● **Task prompt**: Provide only the number of lines in the data below that contain the string "Quale".
* * * * *
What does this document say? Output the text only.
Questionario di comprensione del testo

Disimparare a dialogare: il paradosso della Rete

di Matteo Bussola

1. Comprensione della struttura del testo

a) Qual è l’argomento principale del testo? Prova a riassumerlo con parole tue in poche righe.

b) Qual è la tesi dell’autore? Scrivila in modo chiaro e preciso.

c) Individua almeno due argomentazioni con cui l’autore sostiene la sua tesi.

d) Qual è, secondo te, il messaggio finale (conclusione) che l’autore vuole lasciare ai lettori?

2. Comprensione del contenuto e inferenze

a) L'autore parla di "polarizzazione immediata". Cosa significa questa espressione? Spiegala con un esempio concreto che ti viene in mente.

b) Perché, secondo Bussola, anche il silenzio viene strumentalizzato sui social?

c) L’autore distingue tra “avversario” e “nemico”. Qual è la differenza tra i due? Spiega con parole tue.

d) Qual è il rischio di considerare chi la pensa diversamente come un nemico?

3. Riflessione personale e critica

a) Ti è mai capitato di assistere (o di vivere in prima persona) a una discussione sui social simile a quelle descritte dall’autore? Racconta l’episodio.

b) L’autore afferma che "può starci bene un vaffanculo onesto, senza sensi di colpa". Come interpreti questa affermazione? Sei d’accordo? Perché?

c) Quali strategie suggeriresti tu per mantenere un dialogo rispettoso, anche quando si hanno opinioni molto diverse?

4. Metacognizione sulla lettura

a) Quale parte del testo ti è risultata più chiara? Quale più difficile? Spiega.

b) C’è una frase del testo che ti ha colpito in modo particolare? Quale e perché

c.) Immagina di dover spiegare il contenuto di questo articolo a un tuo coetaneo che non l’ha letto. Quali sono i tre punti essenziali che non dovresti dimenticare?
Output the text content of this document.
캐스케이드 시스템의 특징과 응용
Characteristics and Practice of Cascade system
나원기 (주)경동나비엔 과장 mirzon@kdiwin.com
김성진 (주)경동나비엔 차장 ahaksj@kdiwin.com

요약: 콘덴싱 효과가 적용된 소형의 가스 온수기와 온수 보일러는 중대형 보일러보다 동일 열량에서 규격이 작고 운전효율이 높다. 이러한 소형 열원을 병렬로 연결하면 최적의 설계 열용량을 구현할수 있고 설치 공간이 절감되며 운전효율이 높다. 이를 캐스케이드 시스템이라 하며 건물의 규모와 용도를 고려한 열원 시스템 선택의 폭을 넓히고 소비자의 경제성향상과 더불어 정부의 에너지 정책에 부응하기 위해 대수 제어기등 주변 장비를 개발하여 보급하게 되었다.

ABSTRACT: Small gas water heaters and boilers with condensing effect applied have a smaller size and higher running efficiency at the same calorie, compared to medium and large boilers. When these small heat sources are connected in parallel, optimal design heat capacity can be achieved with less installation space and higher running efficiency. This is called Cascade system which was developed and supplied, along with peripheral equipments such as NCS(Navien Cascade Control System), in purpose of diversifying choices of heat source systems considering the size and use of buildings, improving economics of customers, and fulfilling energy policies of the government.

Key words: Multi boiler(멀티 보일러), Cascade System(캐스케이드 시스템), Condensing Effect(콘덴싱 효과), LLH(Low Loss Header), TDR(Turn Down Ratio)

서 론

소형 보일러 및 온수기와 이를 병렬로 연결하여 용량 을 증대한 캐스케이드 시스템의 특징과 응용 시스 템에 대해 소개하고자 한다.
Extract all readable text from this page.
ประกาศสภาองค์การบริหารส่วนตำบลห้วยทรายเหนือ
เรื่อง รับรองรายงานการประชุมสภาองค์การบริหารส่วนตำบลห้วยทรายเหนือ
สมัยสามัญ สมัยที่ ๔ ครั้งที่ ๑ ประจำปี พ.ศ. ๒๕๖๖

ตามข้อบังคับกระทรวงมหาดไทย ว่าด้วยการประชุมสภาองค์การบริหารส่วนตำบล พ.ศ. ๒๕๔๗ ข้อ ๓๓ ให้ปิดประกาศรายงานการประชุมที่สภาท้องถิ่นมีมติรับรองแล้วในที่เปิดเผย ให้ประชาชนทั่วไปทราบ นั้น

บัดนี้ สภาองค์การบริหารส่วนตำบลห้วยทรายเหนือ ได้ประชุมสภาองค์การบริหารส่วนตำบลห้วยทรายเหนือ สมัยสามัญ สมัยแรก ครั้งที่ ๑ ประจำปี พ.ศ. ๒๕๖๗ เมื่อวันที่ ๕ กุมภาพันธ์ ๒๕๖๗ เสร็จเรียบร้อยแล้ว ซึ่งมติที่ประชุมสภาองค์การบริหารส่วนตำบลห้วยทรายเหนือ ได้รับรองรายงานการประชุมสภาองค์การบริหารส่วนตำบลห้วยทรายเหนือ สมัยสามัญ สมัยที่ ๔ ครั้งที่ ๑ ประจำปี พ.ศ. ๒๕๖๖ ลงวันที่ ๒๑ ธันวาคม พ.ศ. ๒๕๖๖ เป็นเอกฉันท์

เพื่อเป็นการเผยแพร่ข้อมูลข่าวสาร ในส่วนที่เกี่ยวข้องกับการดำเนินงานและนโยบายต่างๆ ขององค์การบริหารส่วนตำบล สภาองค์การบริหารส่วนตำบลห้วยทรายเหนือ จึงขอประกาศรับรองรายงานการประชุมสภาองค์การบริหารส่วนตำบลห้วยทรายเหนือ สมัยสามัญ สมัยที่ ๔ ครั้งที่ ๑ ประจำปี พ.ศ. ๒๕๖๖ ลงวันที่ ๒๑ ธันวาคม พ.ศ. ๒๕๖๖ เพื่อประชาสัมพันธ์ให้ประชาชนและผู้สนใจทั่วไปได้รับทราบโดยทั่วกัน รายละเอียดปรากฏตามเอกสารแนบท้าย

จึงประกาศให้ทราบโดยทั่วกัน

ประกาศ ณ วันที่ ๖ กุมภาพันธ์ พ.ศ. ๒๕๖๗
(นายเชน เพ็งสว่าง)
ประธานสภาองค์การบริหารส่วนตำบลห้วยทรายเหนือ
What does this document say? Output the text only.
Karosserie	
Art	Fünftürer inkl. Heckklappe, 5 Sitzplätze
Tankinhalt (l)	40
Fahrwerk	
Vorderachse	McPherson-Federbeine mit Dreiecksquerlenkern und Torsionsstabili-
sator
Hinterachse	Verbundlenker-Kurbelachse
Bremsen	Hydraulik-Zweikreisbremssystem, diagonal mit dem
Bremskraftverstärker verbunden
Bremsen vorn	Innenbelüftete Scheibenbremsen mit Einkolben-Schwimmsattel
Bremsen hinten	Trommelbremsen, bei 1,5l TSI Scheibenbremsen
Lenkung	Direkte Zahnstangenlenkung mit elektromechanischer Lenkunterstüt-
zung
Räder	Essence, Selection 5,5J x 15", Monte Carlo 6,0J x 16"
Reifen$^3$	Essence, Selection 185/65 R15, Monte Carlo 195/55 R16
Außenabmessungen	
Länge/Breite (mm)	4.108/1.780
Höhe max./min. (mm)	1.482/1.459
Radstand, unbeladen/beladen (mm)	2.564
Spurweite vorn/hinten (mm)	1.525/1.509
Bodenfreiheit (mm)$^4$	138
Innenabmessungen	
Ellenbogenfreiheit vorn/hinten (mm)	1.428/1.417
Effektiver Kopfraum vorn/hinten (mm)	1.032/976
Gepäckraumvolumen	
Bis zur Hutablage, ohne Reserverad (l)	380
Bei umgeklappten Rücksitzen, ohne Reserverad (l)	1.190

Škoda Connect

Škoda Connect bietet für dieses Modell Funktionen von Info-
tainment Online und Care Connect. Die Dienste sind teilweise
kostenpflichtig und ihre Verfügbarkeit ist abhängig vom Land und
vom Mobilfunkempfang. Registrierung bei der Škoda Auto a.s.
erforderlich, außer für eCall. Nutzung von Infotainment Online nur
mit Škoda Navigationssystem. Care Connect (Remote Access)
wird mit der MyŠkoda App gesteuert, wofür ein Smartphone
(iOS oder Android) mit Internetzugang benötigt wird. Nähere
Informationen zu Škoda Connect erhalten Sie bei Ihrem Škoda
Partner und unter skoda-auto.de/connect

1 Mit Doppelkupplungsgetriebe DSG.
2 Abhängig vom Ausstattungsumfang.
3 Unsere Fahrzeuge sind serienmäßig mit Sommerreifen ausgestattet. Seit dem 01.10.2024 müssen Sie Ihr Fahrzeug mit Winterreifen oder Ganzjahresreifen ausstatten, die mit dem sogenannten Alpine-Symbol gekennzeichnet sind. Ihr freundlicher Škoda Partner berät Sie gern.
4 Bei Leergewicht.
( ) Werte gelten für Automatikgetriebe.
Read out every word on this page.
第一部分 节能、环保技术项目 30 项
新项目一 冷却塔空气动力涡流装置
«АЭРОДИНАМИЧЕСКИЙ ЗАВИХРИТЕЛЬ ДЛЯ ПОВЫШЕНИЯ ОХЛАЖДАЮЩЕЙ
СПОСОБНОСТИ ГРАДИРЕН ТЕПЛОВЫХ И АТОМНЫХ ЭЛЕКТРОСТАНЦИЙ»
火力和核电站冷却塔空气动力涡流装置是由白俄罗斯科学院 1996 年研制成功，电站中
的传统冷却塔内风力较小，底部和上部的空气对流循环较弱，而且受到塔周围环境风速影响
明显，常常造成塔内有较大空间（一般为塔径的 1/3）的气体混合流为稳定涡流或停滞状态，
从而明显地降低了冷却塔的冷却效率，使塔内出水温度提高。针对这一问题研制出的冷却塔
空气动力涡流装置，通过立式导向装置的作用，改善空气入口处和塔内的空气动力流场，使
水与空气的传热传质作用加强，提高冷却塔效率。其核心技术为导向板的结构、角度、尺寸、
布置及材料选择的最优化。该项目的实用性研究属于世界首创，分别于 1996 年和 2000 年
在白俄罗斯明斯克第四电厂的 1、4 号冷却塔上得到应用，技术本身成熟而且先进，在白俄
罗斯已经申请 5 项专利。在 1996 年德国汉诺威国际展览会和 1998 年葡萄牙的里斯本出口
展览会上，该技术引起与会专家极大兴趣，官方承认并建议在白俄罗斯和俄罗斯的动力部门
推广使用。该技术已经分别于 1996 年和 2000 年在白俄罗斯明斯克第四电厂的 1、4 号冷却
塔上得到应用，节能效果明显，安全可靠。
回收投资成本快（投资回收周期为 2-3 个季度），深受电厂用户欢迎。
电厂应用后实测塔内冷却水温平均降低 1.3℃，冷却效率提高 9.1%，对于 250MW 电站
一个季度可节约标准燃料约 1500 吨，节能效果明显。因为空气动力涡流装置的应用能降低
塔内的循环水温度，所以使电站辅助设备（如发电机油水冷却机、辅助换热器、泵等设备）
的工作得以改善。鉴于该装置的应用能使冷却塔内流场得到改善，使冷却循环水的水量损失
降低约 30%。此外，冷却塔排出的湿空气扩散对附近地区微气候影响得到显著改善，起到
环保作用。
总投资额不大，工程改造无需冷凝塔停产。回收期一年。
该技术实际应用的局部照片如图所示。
* * * * *
● **Output**: 2